▶ SHORT TASK: Extract the text of each entry below exactly, leaving every image behind.

(Extracted data entries)
********************

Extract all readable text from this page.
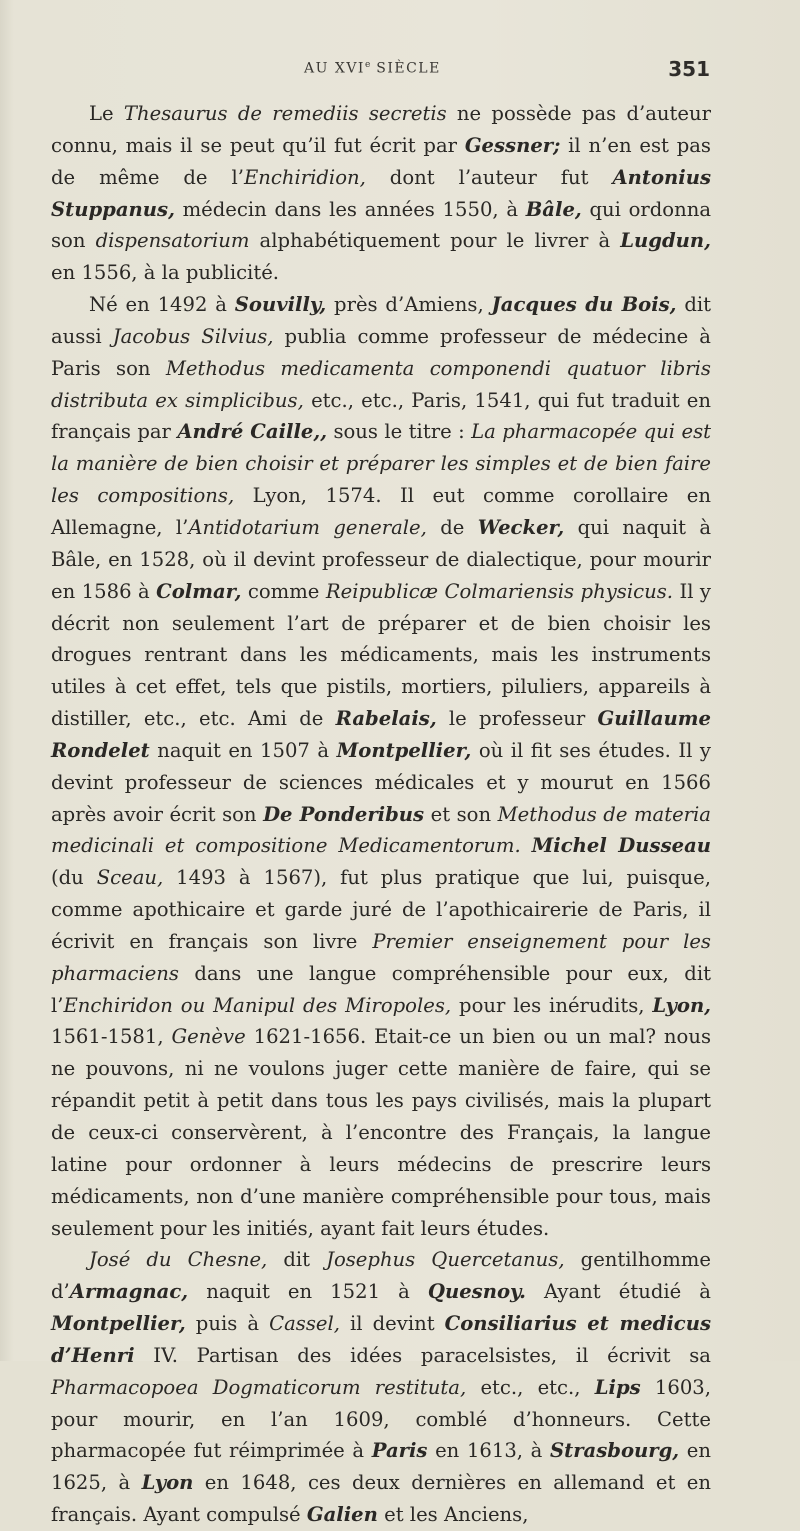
AU XVIe SIÈCLE	351

Le Thesaurus de remediis secretis ne possède pas d’auteur connu, mais il se peut qu’il fut écrit par Gessner; il n’en est pas de même de l’Enchiridion, dont l’auteur fut Antonius Stuppanus, médecin dans les années 1550, à Bâle, qui ordonna son dispensatorium alphabétiquement pour le livrer à Lugdun, en 1556, à la publicité.

Né en 1492 à Souvilly, près d’Amiens, Jacques du Bois, dit aussi Jacobus Silvius, publia comme professeur de médecine à Paris son Methodus medicamenta componendi quatuor libris distributa ex simplicibus, etc., etc., Paris, 1541, qui fut traduit en français par André Caille,, sous le titre : La pharmacopée qui est la manière de bien choisir et préparer les simples et de bien faire les compositions, Lyon, 1574. Il eut comme corollaire en Allemagne, l’Antidotarium generale, de Wecker, qui naquit à Bâle, en 1528, où il devint professeur de dialectique, pour mourir en 1586 à Colmar, comme Reipublicæ Colmariensis physicus. Il y décrit non seulement l’art de préparer et de bien choisir les drogues rentrant dans les médicaments, mais les instruments utiles à cet effet, tels que pistils, mortiers, piluliers, appareils à distiller, etc., etc. Ami de Rabelais, le professeur Guillaume Rondelet naquit en 1507 à Montpellier, où il fit ses études. Il y devint professeur de sciences médicales et y mourut en 1566 après avoir écrit son De Ponderibus et son Methodus de materia medicinali et compositione Medicamentorum. Michel Dusseau (du Sceau, 1493 à 1567), fut plus pratique que lui, puisque, comme apothicaire et garde juré de l’apothicairerie de Paris, il écrivit en français son livre Premier enseignement pour les pharmaciens dans une langue compréhensible pour eux, dit l’Enchiridon ou Manipul des Miropoles, pour les inérudits, Lyon, 1561-1581, Genève 1621-1656. Etait-ce un bien ou un mal? nous ne pouvons, ni ne voulons juger cette manière de faire, qui se répandit petit à petit dans tous les pays civilisés, mais la plupart de ceux-ci conservèrent, à l’encontre des Français, la langue latine pour ordonner à leurs médecins de prescrire leurs médicaments, non d’une manière compréhensible pour tous, mais seulement pour les initiés, ayant fait leurs études.

José du Chesne, dit Josephus Quercetanus, gentilhomme d’Armagnac, naquit en 1521 à Quesnoy. Ayant étudié à Montpellier, puis à Cassel, il devint Consiliarius et medicus d’Henri IV. Partisan des idées paracelsistes, il écrivit sa Pharmacopoea Dogmaticorum restituta, etc., etc., Lips 1603, pour mourir, en l’an 1609, comblé d’honneurs. Cette pharmacopée fut réimprimée à Paris en 1613, à Strasbourg, en 1625, à Lyon en 1648, ces deux dernières en allemand et en français. Ayant compulsé Galien et les Anciens,
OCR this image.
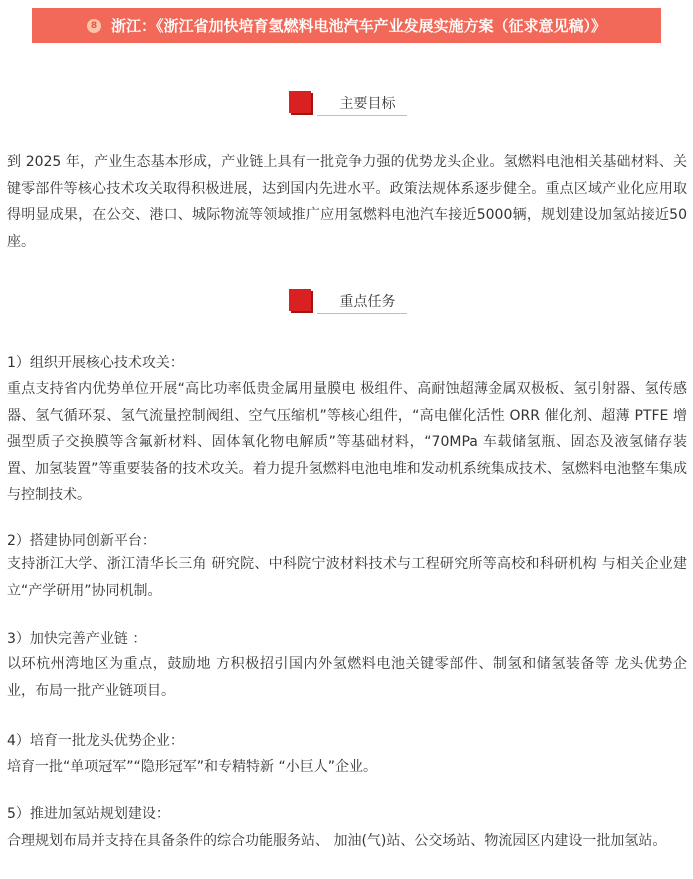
8 浙江：《浙江省加快培育氢燃料电池汽车产业发展实施方案（征求意见稿）》
主要目标

到 2025 年，产业生态基本形成，产业链上具有一批竞争力强的优势龙头企业。氢燃料电池相关基础材料、关键零部件等核心技术攻关取得积极进展，达到国内先进水平。政策法规体系逐步健全。重点区域产业化应用取得明显成果，在公交、港口、城际物流等领域推广应用氢燃料电池汽车接近5000辆，规划建设加氢站接近50座。

重点任务

1）组织开展核心技术攻关：

重点支持省内优势单位开展“高比功率低贵金属用量膜电 极组件、高耐蚀超薄金属双极板、氢引射器、氢传感器、氢气循环泵、氢气流量控制阀组、空气压缩机”等核心组件，“高电催化活性 ORR 催化剂、超薄 PTFE 增强型质子交换膜等含氟新材料、固体氧化物电解质”等基础材料，“70MPa 车载储氢瓶、固态及液氢储存装置、加氢装置”等重要装备的技术攻关。着力提升氢燃料电池电堆和发动机系统集成技术、氢燃料电池整车集成与控制技术。

2）搭建协同创新平台：

支持浙江大学、浙江清华长三角 研究院、中科院宁波材料技术与工程研究所等高校和科研机构 与相关企业建立“产学研用”协同机制。

3）加快完善产业链 ：

以环杭州湾地区为重点，鼓励地 方积极招引国内外氢燃料电池关键零部件、制氢和储氢装备等 龙头优势企业，布局一批产业链项目。

4）培育一批龙头优势企业：

培育一批“单项冠军”“隐形冠军”和专精特新 “小巨人”企业。

5）推进加氢站规划建设：

合理规划布局并支持在具备条件的综合功能服务站、 加油(气)站、公交场站、物流园区内建设一批加氢站。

********************

▶ OUTPUT OF THE TASK:
Extract all readable text from this page.
AU XVIe SIÈCLE	351

Le Thesaurus de remediis secretis ne possède pas d’auteur connu, mais il se peut qu’il fut écrit par Gessner; il n’en est pas de même de l’Enchiridion, dont l’auteur fut Antonius Stuppanus, médecin dans les années 1550, à Bâle, qui ordonna son dispensatorium alphabétiquement pour le livrer à Lugdun, en 1556, à la publicité.

Né en 1492 à Souvilly, près d’Amiens, Jacques du Bois, dit aussi Jacobus Silvius, publia comme professeur de médecine à Paris son Methodus medicamenta componendi quatuor libris distributa ex simplicibus, etc., etc., Paris, 1541, qui fut traduit en français par André Caille,, sous le titre : La pharmacopée qui est la manière de bien choisir et préparer les simples et de bien faire les compositions, Lyon, 1574. Il eut comme corollaire en Allemagne, l’Antidotarium generale, de Wecker, qui naquit à Bâle, en 1528, où il devint professeur de dialectique, pour mourir en 1586 à Colmar, comme Reipublicæ Colmariensis physicus. Il y décrit non seulement l’art de préparer et de bien choisir les drogues rentrant dans les médicaments, mais les instruments utiles à cet effet, tels que pistils, mortiers, piluliers, appareils à distiller, etc., etc. Ami de Rabelais, le professeur Guillaume Rondelet naquit en 1507 à Montpellier, où il fit ses études. Il y devint professeur de sciences médicales et y mourut en 1566 après avoir écrit son De Ponderibus et son Methodus de materia medicinali et compositione Medicamentorum. Michel Dusseau (du Sceau, 1493 à 1567), fut plus pratique que lui, puisque, comme apothicaire et garde juré de l’apothicairerie de Paris, il écrivit en français son livre Premier enseignement pour les pharmaciens dans une langue compréhensible pour eux, dit l’Enchiridon ou Manipul des Miropoles, pour les inérudits, Lyon, 1561-1581, Genève 1621-1656. Etait-ce un bien ou un mal? nous ne pouvons, ni ne voulons juger cette manière de faire, qui se répandit petit à petit dans tous les pays civilisés, mais la plupart de ceux-ci conservèrent, à l’encontre des Français, la langue latine pour ordonner à leurs médecins de prescrire leurs médicaments, non d’une manière compréhensible pour tous, mais seulement pour les initiés, ayant fait leurs études.

José du Chesne, dit Josephus Quercetanus, gentilhomme d’Armagnac, naquit en 1521 à Quesnoy. Ayant étudié à Montpellier, puis à Cassel, il devint Consiliarius et medicus d’Henri IV. Partisan des idées paracelsistes, il écrivit sa Pharmacopoea Dogmaticorum restituta, etc., etc., Lips 1603, pour mourir, en l’an 1609, comblé d’honneurs. Cette pharmacopée fut réimprimée à Paris en 1613, à Strasbourg, en 1625, à Lyon en 1648, ces deux dernières en allemand et en français. Ayant compulsé Galien et les Anciens,
OCR this image.
8 浙江：《浙江省加快培育氢燃料电池汽车产业发展实施方案（征求意见稿）》
主要目标

到 2025 年，产业生态基本形成，产业链上具有一批竞争力强的优势龙头企业。氢燃料电池相关基础材料、关键零部件等核心技术攻关取得积极进展，达到国内先进水平。政策法规体系逐步健全。重点区域产业化应用取得明显成果，在公交、港口、城际物流等领域推广应用氢燃料电池汽车接近5000辆，规划建设加氢站接近50座。

重点任务

1）组织开展核心技术攻关：

重点支持省内优势单位开展“高比功率低贵金属用量膜电 极组件、高耐蚀超薄金属双极板、氢引射器、氢传感器、氢气循环泵、氢气流量控制阀组、空气压缩机”等核心组件，“高电催化活性 ORR 催化剂、超薄 PTFE 增强型质子交换膜等含氟新材料、固体氧化物电解质”等基础材料，“70MPa 车载储氢瓶、固态及液氢储存装置、加氢装置”等重要装备的技术攻关。着力提升氢燃料电池电堆和发动机系统集成技术、氢燃料电池整车集成与控制技术。

2）搭建协同创新平台：

支持浙江大学、浙江清华长三角 研究院、中科院宁波材料技术与工程研究所等高校和科研机构 与相关企业建立“产学研用”协同机制。

3）加快完善产业链 ：

以环杭州湾地区为重点，鼓励地 方积极招引国内外氢燃料电池关键零部件、制氢和储氢装备等 龙头优势企业，布局一批产业链项目。

4）培育一批龙头优势企业：

培育一批“单项冠军”“隐形冠军”和专精特新 “小巨人”企业。

5）推进加氢站规划建设：

合理规划布局并支持在具备条件的综合功能服务站、 加油(气)站、公交场站、物流园区内建设一批加氢站。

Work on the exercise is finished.